> PROMPT:
Make an exact copy of the listing below.

> PROVIDED MATERIAL:
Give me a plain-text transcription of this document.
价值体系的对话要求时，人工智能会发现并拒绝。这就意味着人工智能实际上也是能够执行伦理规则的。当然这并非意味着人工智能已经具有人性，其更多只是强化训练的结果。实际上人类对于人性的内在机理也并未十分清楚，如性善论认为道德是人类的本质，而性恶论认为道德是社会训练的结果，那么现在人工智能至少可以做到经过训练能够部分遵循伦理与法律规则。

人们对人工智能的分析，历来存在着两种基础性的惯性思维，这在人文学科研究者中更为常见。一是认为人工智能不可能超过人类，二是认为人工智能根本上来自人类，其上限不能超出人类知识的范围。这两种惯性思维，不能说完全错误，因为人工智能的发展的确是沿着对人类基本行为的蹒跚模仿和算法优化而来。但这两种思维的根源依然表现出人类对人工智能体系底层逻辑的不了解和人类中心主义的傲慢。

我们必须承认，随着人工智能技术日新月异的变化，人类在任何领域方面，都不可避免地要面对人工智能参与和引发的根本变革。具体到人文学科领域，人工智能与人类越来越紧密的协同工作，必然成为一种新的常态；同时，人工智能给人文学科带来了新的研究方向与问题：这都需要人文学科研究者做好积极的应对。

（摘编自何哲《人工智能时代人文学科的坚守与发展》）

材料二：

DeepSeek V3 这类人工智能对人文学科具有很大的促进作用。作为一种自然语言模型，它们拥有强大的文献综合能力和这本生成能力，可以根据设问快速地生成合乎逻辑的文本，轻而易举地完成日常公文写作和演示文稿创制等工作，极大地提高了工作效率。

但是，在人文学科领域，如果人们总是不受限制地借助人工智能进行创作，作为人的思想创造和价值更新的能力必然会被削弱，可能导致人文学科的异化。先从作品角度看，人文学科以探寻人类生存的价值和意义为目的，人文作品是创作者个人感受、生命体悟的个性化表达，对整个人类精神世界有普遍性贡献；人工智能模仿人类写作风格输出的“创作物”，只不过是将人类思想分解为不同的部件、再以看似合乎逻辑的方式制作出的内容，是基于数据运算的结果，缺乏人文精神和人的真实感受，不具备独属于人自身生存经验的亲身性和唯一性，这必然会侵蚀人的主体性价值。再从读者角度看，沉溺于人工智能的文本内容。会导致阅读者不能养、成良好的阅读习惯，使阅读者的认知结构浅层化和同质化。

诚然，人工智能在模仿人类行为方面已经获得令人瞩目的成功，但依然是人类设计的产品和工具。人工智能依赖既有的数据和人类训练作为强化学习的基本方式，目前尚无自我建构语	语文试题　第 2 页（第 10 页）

> WRITTEN REPLY:
Give me a plain-text transcription of this document.
价值体系的对话要求时，人工智能会发现并拒绝。这就意味着人工智能实际上也是能够执行伦理规则的。当然这并非意味着人工智能已经具有人性，其更多只是强化训练的结果。实际上人类对于人性的内在机理也并未十分清楚，如性善论认为道德是人类的本质，而性恶论认为道德是社会训练的结果，那么现在人工智能至少可以做到经过训练能够部分遵循伦理与法律规则。

人们对人工智能的分析，历来存在着两种基础性的惯性思维，这在人文学科研究者中更为常见。一是认为人工智能不可能超过人类，二是认为人工智能根本上来自人类，其上限不能超出人类知识的范围。这两种惯性思维，不能说完全错误，因为人工智能的发展的确是沿着对人类基本行为的蹒跚模仿和算法优化而来。但这两种思维的根源依然表现出人类对人工智能体系底层逻辑的不了解和人类中心主义的傲慢。

我们必须承认，随着人工智能技术日新月异的变化，人类在任何领域方面，都不可避免地要面对人工智能参与和引发的根本变革。具体到人文学科领域，人工智能与人类越来越紧密的协同工作，必然成为一种新的常态；同时，人工智能给人文学科带来了新的研究方向与问题：这都需要人文学科研究者做好积极的应对。

（摘编自何哲《人工智能时代人文学科的坚守与发展》）

材料二：

DeepSeek V3 这类人工智能对人文学科具有很大的促进作用。作为一种自然语言模型，它们拥有强大的文献综合能力和这本生成能力，可以根据设问快速地生成合乎逻辑的文本，轻而易举地完成日常公文写作和演示文稿创制等工作，极大地提高了工作效率。

但是，在人文学科领域，如果人们总是不受限制地借助人工智能进行创作，作为人的思想创造和价值更新的能力必然会被削弱，可能导致人文学科的异化。先从作品角度看，人文学科以探寻人类生存的价值和意义为目的，人文作品是创作者个人感受、生命体悟的个性化表达，对整个人类精神世界有普遍性贡献；人工智能模仿人类写作风格输出的“创作物”，只不过是将人类思想分解为不同的部件、再以看似合乎逻辑的方式制作出的内容，是基于数据运算的结果，缺乏人文精神和人的真实感受，不具备独属于人自身生存经验的亲身性和唯一性，这必然会侵蚀人的主体性价值。再从读者角度看，沉溺于人工智能的文本内容。会导致阅读者不能养、成良好的阅读习惯，使阅读者的认知结构浅层化和同质化。

诚然，人工智能在模仿人类行为方面已经获得令人瞩目的成功，但依然是人类设计的产品和工具。人工智能依赖既有的数据和人类训练作为强化学习的基本方式，目前尚无自我建构语	语文试题　第 2 页（第 10 页）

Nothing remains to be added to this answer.